● **The request**:
Please pull out every line that includes the string "plain".

(Dataset entries)
▬▬▬▬▬▬▬▬▬▬

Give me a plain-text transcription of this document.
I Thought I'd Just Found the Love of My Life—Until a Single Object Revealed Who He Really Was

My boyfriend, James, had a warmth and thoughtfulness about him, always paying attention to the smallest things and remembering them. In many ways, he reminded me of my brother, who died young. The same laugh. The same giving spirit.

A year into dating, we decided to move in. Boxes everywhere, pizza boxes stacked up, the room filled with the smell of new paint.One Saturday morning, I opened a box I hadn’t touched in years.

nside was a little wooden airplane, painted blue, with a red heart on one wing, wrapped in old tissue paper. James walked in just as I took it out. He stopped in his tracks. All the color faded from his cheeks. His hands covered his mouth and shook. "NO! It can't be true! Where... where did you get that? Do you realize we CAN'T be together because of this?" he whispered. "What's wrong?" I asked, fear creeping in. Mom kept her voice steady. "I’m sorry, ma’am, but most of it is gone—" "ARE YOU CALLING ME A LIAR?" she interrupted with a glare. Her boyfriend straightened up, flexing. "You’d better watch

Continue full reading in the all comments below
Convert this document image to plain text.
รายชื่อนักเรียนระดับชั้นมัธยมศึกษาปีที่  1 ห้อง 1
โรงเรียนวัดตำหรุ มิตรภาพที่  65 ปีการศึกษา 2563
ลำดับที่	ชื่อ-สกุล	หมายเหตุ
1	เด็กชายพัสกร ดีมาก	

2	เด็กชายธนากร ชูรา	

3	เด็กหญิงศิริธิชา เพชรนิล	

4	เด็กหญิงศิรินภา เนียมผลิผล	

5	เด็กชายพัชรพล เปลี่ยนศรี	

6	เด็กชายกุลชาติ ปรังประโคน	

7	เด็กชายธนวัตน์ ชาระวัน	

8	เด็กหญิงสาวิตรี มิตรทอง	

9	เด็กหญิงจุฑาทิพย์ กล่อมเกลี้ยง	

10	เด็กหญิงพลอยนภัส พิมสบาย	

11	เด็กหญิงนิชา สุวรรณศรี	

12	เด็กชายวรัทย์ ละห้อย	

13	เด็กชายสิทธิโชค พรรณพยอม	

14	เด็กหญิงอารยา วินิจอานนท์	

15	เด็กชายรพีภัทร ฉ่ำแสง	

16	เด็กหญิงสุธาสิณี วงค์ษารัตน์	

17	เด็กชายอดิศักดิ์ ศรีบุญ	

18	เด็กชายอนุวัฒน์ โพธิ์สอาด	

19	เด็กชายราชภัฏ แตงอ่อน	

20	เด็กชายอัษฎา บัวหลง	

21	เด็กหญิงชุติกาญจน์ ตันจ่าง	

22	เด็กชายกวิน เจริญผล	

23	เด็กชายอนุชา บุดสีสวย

▬▬▬▬▬▬▬▬▬▬

● **Task result**:
Give me a plain-text transcription of this document.
Convert this document image to plain text.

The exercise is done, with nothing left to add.